REQUIREMENTS:
Write the data below out exactly as it stands. Do not include the pictures.

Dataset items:
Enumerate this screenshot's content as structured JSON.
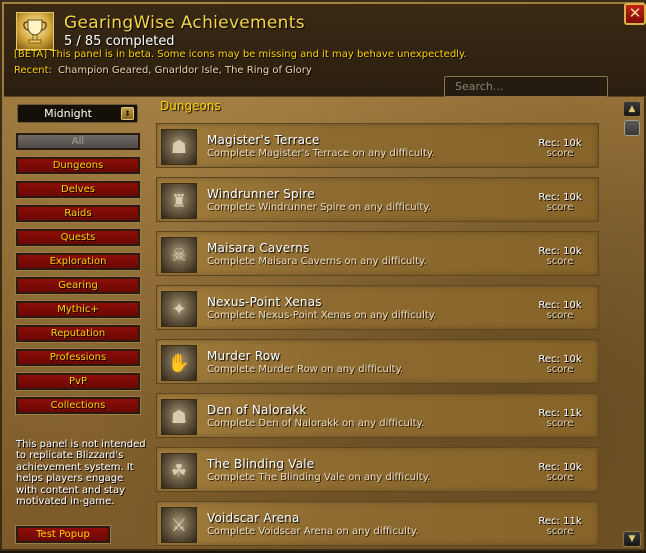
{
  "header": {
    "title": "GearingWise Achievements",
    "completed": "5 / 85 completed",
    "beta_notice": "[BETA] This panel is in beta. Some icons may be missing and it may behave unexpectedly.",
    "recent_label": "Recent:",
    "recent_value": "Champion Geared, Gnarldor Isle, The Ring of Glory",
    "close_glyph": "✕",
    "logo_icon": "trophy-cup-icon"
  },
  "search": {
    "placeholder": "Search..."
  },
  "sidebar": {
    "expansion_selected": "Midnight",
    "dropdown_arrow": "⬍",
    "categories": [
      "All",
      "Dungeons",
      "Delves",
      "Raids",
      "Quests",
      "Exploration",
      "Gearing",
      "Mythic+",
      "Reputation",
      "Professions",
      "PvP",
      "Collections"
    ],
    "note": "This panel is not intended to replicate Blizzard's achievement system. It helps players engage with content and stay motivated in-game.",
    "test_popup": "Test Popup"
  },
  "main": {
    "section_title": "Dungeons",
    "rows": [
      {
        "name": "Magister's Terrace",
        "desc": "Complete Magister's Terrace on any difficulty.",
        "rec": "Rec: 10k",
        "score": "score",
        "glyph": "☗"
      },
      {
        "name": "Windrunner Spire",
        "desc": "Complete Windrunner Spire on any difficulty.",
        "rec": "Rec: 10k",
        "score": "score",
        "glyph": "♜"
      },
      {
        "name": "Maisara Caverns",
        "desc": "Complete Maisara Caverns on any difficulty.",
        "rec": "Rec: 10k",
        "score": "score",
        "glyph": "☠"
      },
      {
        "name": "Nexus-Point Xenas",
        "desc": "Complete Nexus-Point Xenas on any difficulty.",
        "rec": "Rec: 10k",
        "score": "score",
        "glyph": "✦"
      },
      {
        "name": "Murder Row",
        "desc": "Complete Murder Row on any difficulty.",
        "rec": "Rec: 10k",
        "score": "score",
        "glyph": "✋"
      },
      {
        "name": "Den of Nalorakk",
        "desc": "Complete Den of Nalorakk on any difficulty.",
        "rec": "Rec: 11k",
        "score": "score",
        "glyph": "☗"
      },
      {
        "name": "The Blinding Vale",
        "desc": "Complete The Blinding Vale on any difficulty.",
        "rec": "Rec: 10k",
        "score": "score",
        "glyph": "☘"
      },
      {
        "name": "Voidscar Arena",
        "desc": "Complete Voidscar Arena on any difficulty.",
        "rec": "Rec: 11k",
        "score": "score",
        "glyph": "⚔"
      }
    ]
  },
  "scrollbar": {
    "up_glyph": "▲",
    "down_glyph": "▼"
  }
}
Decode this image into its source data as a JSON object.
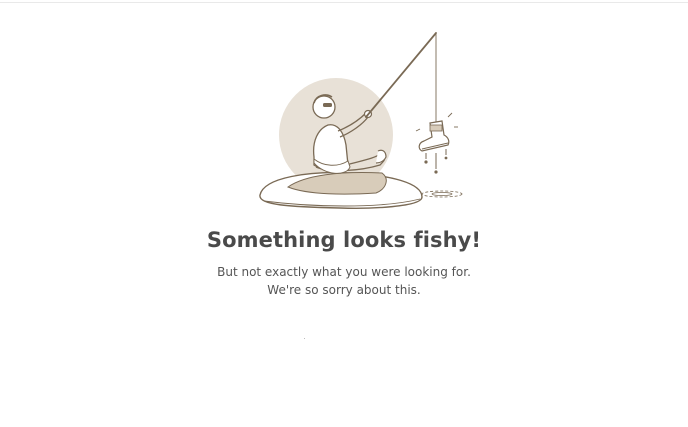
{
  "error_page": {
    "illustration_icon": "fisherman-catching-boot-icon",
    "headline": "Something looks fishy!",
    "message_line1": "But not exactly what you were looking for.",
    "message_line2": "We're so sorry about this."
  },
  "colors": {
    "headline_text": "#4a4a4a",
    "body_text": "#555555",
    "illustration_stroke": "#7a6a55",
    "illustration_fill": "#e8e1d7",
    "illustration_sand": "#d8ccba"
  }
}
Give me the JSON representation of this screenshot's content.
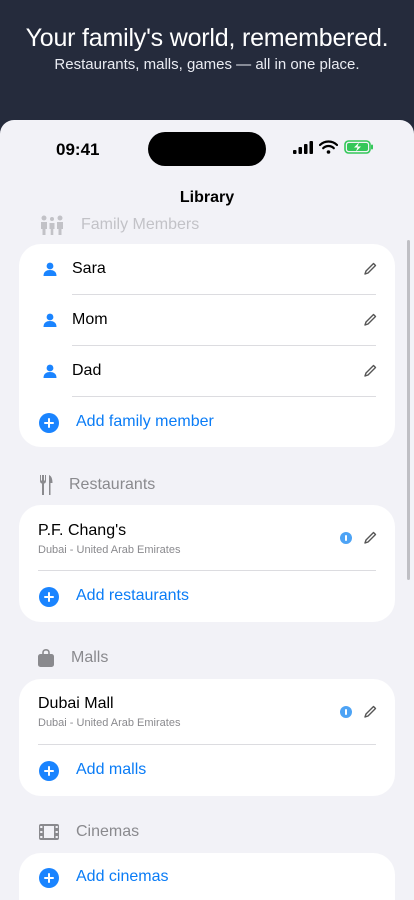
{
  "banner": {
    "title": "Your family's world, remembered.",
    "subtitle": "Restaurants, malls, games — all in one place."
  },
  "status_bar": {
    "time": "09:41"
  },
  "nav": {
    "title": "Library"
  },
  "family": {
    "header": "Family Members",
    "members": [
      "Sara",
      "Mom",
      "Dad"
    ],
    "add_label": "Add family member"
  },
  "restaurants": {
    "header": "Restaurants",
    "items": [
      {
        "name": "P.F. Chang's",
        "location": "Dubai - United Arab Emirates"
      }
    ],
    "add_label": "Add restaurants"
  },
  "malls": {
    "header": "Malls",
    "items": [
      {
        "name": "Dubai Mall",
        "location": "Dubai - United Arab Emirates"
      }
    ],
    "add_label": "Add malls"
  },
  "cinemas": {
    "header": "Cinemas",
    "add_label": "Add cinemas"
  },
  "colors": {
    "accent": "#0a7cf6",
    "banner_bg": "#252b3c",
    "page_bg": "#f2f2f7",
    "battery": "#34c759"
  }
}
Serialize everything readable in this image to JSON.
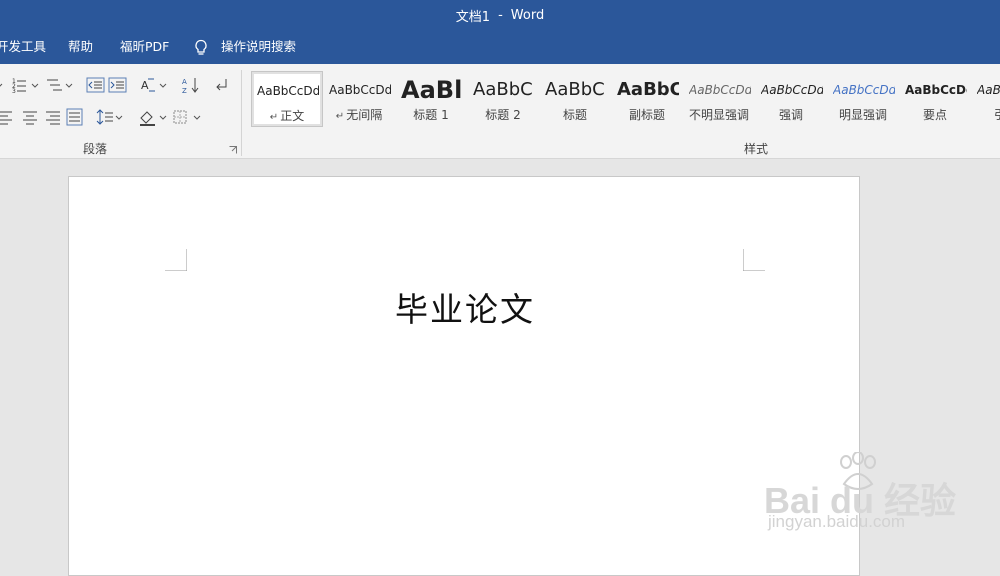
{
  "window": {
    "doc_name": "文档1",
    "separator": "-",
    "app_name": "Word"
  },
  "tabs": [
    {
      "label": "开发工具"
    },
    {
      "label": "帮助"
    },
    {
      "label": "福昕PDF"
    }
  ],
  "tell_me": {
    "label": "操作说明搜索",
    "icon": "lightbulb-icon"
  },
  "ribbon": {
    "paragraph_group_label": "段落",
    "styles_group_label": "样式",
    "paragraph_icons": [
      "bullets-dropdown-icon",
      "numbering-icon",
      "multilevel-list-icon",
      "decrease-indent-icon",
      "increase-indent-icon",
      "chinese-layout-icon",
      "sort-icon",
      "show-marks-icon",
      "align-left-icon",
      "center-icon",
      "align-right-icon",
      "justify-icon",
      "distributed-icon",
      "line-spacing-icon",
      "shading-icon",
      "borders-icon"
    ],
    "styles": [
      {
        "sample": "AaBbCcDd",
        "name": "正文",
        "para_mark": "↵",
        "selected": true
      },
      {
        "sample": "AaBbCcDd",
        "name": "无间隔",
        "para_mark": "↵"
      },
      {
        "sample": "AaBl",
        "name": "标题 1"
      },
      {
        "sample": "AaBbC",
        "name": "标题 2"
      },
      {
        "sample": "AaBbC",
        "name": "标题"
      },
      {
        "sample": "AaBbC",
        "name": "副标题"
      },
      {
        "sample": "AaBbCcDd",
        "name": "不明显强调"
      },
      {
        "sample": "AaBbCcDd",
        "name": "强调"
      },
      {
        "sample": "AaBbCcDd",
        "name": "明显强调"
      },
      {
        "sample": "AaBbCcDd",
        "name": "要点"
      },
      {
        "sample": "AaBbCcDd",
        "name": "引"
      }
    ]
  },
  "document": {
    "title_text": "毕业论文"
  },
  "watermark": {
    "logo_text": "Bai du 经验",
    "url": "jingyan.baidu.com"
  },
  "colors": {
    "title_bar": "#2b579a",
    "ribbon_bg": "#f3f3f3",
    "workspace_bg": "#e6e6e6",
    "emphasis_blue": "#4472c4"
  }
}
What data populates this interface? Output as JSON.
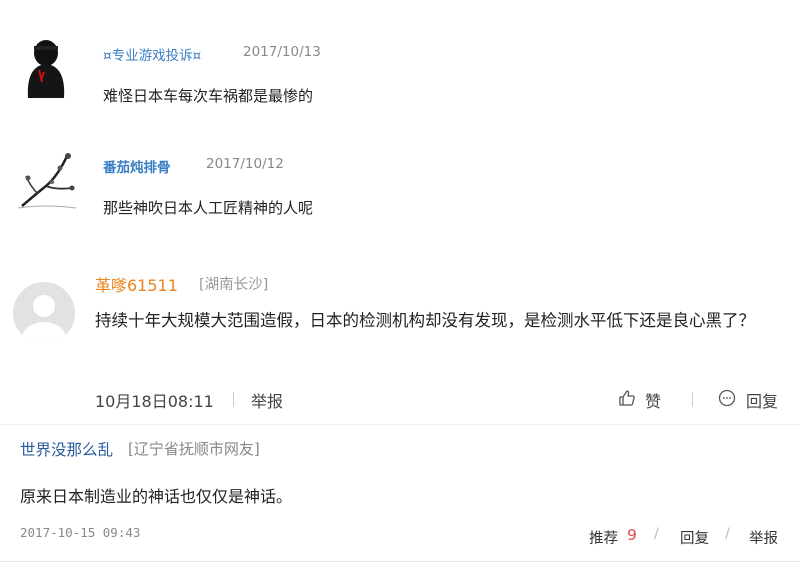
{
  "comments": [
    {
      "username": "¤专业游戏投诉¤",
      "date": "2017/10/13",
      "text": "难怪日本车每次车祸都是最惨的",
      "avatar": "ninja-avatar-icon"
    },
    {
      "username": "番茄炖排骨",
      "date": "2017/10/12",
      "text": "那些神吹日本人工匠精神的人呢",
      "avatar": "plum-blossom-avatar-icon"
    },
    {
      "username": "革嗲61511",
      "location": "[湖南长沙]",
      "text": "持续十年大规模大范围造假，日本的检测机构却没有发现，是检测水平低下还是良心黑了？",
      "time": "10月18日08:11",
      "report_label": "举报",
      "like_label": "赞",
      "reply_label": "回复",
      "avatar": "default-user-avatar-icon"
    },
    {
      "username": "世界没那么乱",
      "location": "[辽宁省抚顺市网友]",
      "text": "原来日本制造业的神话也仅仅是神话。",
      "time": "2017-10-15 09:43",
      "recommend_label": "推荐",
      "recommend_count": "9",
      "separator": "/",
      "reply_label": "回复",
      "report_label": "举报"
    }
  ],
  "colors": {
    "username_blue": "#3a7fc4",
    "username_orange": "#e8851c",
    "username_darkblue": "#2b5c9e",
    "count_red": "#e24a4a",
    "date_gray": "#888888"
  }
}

RESULT:
Enumerate this screenshot's content as structured JSON.
{
  "header": {
    "title": "GearingWise Achievements",
    "completed": "5 / 85 completed",
    "beta_notice": "[BETA] This panel is in beta. Some icons may be missing and it may behave unexpectedly.",
    "recent_label": "Recent:",
    "recent_value": "Champion Geared, Gnarldor Isle, The Ring of Glory",
    "close_glyph": "✕",
    "logo_icon": "trophy-cup-icon"
  },
  "search": {
    "placeholder": "Search..."
  },
  "sidebar": {
    "expansion_selected": "Midnight",
    "dropdown_arrow": "⬍",
    "categories": [
      "All",
      "Dungeons",
      "Delves",
      "Raids",
      "Quests",
      "Exploration",
      "Gearing",
      "Mythic+",
      "Reputation",
      "Professions",
      "PvP",
      "Collections"
    ],
    "note": "This panel is not intended to replicate Blizzard's achievement system. It helps players engage with content and stay motivated in-game.",
    "test_popup": "Test Popup"
  },
  "main": {
    "section_title": "Dungeons",
    "rows": [
      {
        "name": "Magister's Terrace",
        "desc": "Complete Magister's Terrace on any difficulty.",
        "rec": "Rec: 10k",
        "score": "score",
        "glyph": "☗"
      },
      {
        "name": "Windrunner Spire",
        "desc": "Complete Windrunner Spire on any difficulty.",
        "rec": "Rec: 10k",
        "score": "score",
        "glyph": "♜"
      },
      {
        "name": "Maisara Caverns",
        "desc": "Complete Maisara Caverns on any difficulty.",
        "rec": "Rec: 10k",
        "score": "score",
        "glyph": "☠"
      },
      {
        "name": "Nexus-Point Xenas",
        "desc": "Complete Nexus-Point Xenas on any difficulty.",
        "rec": "Rec: 10k",
        "score": "score",
        "glyph": "✦"
      },
      {
        "name": "Murder Row",
        "desc": "Complete Murder Row on any difficulty.",
        "rec": "Rec: 10k",
        "score": "score",
        "glyph": "✋"
      },
      {
        "name": "Den of Nalorakk",
        "desc": "Complete Den of Nalorakk on any difficulty.",
        "rec": "Rec: 11k",
        "score": "score",
        "glyph": "☗"
      },
      {
        "name": "The Blinding Vale",
        "desc": "Complete The Blinding Vale on any difficulty.",
        "rec": "Rec: 10k",
        "score": "score",
        "glyph": "☘"
      },
      {
        "name": "Voidscar Arena",
        "desc": "Complete Voidscar Arena on any difficulty.",
        "rec": "Rec: 11k",
        "score": "score",
        "glyph": "⚔"
      }
    ]
  },
  "scrollbar": {
    "up_glyph": "▲",
    "down_glyph": "▼"
  }
}
Decode this image into its source data as a JSON object.
{
  "error_page": {
    "illustration_icon": "fisherman-catching-boot-icon",
    "headline": "Something looks fishy!",
    "message_line1": "But not exactly what you were looking for.",
    "message_line2": "We're so sorry about this."
  },
  "colors": {
    "headline_text": "#4a4a4a",
    "body_text": "#555555",
    "illustration_stroke": "#7a6a55",
    "illustration_fill": "#e8e1d7",
    "illustration_sand": "#d8ccba"
  }
}
Give me the JSON representation of this screenshot's content.
{
  "banner": {
    "title": "Your family's world, remembered.",
    "subtitle": "Restaurants, malls, games — all in one place."
  },
  "status_bar": {
    "time": "09:41"
  },
  "nav": {
    "title": "Library"
  },
  "family": {
    "header": "Family Members",
    "members": [
      "Sara",
      "Mom",
      "Dad"
    ],
    "add_label": "Add family member"
  },
  "restaurants": {
    "header": "Restaurants",
    "items": [
      {
        "name": "P.F. Chang's",
        "location": "Dubai - United Arab Emirates"
      }
    ],
    "add_label": "Add restaurants"
  },
  "malls": {
    "header": "Malls",
    "items": [
      {
        "name": "Dubai Mall",
        "location": "Dubai - United Arab Emirates"
      }
    ],
    "add_label": "Add malls"
  },
  "cinemas": {
    "header": "Cinemas",
    "add_label": "Add cinemas"
  },
  "colors": {
    "accent": "#0a7cf6",
    "banner_bg": "#252b3c",
    "page_bg": "#f2f2f7",
    "battery": "#34c759"
  }
}
Serialize everything readable in this image to JSON.
{
  "window": {
    "doc_name": "文档1",
    "separator": "-",
    "app_name": "Word"
  },
  "tabs": [
    {
      "label": "开发工具"
    },
    {
      "label": "帮助"
    },
    {
      "label": "福昕PDF"
    }
  ],
  "tell_me": {
    "label": "操作说明搜索",
    "icon": "lightbulb-icon"
  },
  "ribbon": {
    "paragraph_group_label": "段落",
    "styles_group_label": "样式",
    "paragraph_icons": [
      "bullets-dropdown-icon",
      "numbering-icon",
      "multilevel-list-icon",
      "decrease-indent-icon",
      "increase-indent-icon",
      "chinese-layout-icon",
      "sort-icon",
      "show-marks-icon",
      "align-left-icon",
      "center-icon",
      "align-right-icon",
      "justify-icon",
      "distributed-icon",
      "line-spacing-icon",
      "shading-icon",
      "borders-icon"
    ],
    "styles": [
      {
        "sample": "AaBbCcDd",
        "name": "正文",
        "para_mark": "↵",
        "selected": true
      },
      {
        "sample": "AaBbCcDd",
        "name": "无间隔",
        "para_mark": "↵"
      },
      {
        "sample": "AaBl",
        "name": "标题 1"
      },
      {
        "sample": "AaBbC",
        "name": "标题 2"
      },
      {
        "sample": "AaBbC",
        "name": "标题"
      },
      {
        "sample": "AaBbC",
        "name": "副标题"
      },
      {
        "sample": "AaBbCcDd",
        "name": "不明显强调"
      },
      {
        "sample": "AaBbCcDd",
        "name": "强调"
      },
      {
        "sample": "AaBbCcDd",
        "name": "明显强调"
      },
      {
        "sample": "AaBbCcDd",
        "name": "要点"
      },
      {
        "sample": "AaBbCcDd",
        "name": "引"
      }
    ]
  },
  "document": {
    "title_text": "毕业论文"
  },
  "watermark": {
    "logo_text": "Bai du 经验",
    "url": "jingyan.baidu.com"
  },
  "colors": {
    "title_bar": "#2b579a",
    "ribbon_bg": "#f3f3f3",
    "workspace_bg": "#e6e6e6",
    "emphasis_blue": "#4472c4"
  }
}
What data populates this interface? Output as JSON.
{
  "comments": [
    {
      "username": "¤专业游戏投诉¤",
      "date": "2017/10/13",
      "text": "难怪日本车每次车祸都是最惨的",
      "avatar": "ninja-avatar-icon"
    },
    {
      "username": "番茄炖排骨",
      "date": "2017/10/12",
      "text": "那些神吹日本人工匠精神的人呢",
      "avatar": "plum-blossom-avatar-icon"
    },
    {
      "username": "革嗲61511",
      "location": "[湖南长沙]",
      "text": "持续十年大规模大范围造假，日本的检测机构却没有发现，是检测水平低下还是良心黑了？",
      "time": "10月18日08:11",
      "report_label": "举报",
      "like_label": "赞",
      "reply_label": "回复",
      "avatar": "default-user-avatar-icon"
    },
    {
      "username": "世界没那么乱",
      "location": "[辽宁省抚顺市网友]",
      "text": "原来日本制造业的神话也仅仅是神话。",
      "time": "2017-10-15 09:43",
      "recommend_label": "推荐",
      "recommend_count": "9",
      "separator": "/",
      "reply_label": "回复",
      "report_label": "举报"
    }
  ],
  "colors": {
    "username_blue": "#3a7fc4",
    "username_orange": "#e8851c",
    "username_darkblue": "#2b5c9e",
    "count_red": "#e24a4a",
    "date_gray": "#888888"
  }
}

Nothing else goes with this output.